* [Problem A]
For the Tory candidate column below, decide whether each statement agrees with it, answering yes or no and quoting the deciding words: (i) the writer now expects the party will be lucky to end up with 100 seats; (ii) David Cameron went after Nigel Farage in a television debate; (iii) the writer felt Rishi came across worse than expected in the BBC Question Time debate.
* [Problem B]
In the Tory candidate column below, rewrite the part starting with "Things are very, very bleak." and going on through "at this moment.", substituting "grim" for "bleak".

* [Passage to read]
..........

The Secret Tory Candidate: Reform has tapped into something that Rishi hasn’t taken seriously

The Secret Tory Candidate
'Things are very, very bleak'

While the rest of us were watching in horror as three separate polls spelled out disaster for the party, on Wednesday afternoon Angela Richardson, the Conservative Party’s deputy chairman, tried to persuade us that there was nothing to worry about.

“The polls are wrong”, she posted in the Conservative MPs’ WhatsApp group, alongside a smiling selfie with activists in Guildford, Surrey, which she is hoping to retain, but, in truth, will be lucky to hang onto come July 4. Various supporters of Rishi reacted with blue hearts.

They are deluded. I now think we will be lucky to end up with 100 seats. Our best hope is if traditional Conservative voters return to us at the last minute because they are concerned about Labour winning a gigantic majority.

One lady came up to me while I was delivering leaflets on a housing estate and said she was very worried about Starmer. But I’ve also had people I’ve met a few times before, who like me personally, say they are going to vote Reform.

Reform has tapped into something, which in some ways shouldn’t be surprising. All over the world, particularly in Europe, this sort of thing has been happening and if parties on the centre-Right don’t seize the zeitgeist, they fall. Specifically, the issues around immigration are of monumental significance to millions in this country – particularly 2019 Conservative voters – and the reality is that Rishi has not taken that anywhere near seriously enough. A lot of people in senior positions in the Conservative Party also don’t get that.

What was David Cameron thinking, using a newspaper interview last weekend to go after Nigel Farage? I’m sure he thought he was being helpful, but he sees politics through the prism of the 2010 and 2015 elections. I don’t think he understands how things have fundamentally changed since then.

It is utterly depressing to have the rug pulled from underneath us during an election campaign with interventions like that from detached individuals who have got no comprehension for what is happening in British politics at the moment.

The stories about senior figures in the party betting on the election date are also incredibly bad for us, and it seems crazy that the people involved haven’t been suspended.

But, as a party, we have made repeated promises over a decade that we would significantly cut legal migration, and we haven’t done that. We saw the Prime Minister say he would do whatever it takes to stop the small boats. He hasn’t done whatever it takes. People don’t like broken promises.

In some ways it may be that something like this needs to happen for our party to wake up.

But, remarkably, there are a number of Conservative candidates who are still of the view that we shouldn’t talk about immigration. Some of them have been having a go at those of us who have spoken out about immigration, suggesting that we’re to blame for the party’s problems because we’ve been inflating the issue and therefore helping Reform.

In one recent case in the last few days, a candidate expressed that view on the MPs’ WhatsApp group and was then roundly attacked by another colleague. It then petered out, I think because people realised it might leak.

Things are very, very bleak. In my constituency we’ve got people who have never voted before who are planning to back Reform. And in Rishi Sunak we’ve got a leader who is simply ill-suited to deal with the populist threat on the Right. Character-wise, he’s the worst type of leader we could have at this moment.

On Thursday night, I watched the BBC Question Time debate and, to be fair, he came across better than I expected. Finally some passion and fight. It’s such a shame he hasn’t displayed it more often. I fear it’s likely too little, too late.

Could this election be an extinction-level event for the Conservative Party? I don’t know. But there is something significant happening in this country.

..........

* [Records shown]
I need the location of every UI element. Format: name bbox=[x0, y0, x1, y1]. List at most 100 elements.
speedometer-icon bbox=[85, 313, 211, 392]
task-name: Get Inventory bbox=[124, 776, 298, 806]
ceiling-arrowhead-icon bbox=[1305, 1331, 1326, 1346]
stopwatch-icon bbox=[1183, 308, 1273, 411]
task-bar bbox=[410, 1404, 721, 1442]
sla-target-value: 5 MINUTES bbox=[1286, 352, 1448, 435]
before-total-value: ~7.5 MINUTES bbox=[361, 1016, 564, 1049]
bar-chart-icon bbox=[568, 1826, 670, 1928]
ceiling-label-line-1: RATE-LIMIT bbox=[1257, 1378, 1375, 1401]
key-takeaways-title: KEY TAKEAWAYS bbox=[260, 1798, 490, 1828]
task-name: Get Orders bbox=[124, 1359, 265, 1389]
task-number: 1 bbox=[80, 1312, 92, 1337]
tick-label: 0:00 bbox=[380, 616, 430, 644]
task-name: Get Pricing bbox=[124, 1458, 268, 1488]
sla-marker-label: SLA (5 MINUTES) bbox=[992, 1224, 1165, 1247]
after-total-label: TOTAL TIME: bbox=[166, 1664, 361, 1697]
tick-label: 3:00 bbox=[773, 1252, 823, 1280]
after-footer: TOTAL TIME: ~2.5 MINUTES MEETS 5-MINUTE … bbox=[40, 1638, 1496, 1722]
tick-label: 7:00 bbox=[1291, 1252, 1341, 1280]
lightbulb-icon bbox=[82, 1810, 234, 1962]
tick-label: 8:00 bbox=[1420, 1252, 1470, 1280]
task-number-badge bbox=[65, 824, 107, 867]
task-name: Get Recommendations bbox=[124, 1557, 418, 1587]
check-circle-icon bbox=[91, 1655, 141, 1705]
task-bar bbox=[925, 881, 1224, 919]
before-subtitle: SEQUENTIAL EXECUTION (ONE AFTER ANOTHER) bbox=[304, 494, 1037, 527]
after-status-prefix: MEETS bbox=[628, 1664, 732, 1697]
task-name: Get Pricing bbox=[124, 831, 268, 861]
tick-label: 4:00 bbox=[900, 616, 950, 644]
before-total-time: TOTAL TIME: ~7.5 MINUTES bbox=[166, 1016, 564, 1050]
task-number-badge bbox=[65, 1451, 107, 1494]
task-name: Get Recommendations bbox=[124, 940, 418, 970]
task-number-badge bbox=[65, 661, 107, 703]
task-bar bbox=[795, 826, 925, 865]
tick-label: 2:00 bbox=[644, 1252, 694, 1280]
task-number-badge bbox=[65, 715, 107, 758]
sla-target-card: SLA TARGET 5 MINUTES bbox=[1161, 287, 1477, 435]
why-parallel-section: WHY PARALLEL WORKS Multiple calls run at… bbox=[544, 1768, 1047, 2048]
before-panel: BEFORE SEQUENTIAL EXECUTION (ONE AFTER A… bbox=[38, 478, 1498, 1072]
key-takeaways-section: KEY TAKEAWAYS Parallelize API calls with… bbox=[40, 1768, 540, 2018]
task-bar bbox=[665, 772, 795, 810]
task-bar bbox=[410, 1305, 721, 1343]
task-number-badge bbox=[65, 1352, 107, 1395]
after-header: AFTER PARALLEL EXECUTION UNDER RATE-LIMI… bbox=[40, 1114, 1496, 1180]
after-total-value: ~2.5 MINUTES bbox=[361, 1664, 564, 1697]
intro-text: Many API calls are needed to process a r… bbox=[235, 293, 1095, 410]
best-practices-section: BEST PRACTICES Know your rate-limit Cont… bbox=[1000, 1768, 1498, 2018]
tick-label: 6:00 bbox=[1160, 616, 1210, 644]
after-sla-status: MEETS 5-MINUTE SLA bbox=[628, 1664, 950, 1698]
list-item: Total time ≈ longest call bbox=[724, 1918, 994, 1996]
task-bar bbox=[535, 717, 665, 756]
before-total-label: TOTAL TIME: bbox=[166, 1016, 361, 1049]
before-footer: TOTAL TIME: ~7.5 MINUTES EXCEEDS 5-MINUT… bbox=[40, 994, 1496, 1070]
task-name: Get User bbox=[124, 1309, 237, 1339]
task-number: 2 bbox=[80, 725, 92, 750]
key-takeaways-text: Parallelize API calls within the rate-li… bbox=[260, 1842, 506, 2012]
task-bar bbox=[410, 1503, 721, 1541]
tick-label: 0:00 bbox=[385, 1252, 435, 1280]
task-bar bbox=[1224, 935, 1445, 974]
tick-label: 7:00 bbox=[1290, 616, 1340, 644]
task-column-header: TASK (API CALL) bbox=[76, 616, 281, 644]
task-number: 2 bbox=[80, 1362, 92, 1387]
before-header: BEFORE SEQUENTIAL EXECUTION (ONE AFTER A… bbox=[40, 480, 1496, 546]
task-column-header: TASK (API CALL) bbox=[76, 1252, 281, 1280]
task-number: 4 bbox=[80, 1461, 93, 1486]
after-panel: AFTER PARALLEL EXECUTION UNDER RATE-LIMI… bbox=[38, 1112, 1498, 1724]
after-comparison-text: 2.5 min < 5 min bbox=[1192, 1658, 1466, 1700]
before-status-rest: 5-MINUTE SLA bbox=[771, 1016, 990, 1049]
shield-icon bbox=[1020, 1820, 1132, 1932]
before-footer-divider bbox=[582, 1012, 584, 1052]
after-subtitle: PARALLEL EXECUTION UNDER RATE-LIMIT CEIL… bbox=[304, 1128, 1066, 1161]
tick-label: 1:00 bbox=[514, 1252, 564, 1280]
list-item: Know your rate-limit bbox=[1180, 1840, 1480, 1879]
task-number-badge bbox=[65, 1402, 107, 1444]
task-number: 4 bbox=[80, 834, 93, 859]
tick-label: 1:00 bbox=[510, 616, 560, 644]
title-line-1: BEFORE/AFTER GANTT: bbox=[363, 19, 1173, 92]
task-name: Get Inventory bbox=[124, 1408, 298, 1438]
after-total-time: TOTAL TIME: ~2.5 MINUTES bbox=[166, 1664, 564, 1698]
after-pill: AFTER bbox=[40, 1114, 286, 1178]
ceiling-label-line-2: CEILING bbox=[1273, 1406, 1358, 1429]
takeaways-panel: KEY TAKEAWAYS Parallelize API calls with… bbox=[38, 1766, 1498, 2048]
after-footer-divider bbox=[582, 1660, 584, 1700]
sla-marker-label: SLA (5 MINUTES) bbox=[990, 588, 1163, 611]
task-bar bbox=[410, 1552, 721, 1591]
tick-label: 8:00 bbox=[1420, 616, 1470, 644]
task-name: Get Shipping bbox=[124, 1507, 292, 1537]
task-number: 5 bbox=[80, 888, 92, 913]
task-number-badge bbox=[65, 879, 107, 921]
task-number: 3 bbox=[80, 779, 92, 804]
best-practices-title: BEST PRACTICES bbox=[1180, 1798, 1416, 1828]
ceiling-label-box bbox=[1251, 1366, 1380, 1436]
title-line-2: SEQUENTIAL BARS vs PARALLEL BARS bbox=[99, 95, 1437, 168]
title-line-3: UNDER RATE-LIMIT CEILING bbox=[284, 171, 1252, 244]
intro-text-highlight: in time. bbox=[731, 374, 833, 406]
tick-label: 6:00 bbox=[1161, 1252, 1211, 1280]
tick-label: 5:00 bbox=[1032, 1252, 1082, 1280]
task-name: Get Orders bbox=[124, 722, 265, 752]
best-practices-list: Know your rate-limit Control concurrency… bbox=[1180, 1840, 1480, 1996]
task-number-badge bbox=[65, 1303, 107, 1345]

..........

* [Exercise output A]
(i) Yes: "I now think we will be lucky to end up with 100 seats."
(ii) No: "using a newspaper interview last weekend to go after Nigel Farage"
(iii) No: "he came across better than I expected"

* [Exercise output B]
Things are very, very grim. In my constituency we’ve got people who have never voted before who are planning to back Reform. And in Rishi Sunak we’ve got a leader who is simply ill-suited to deal with the populist threat on the Right. Character-wise, he’s the worst type of leader we could have at this moment.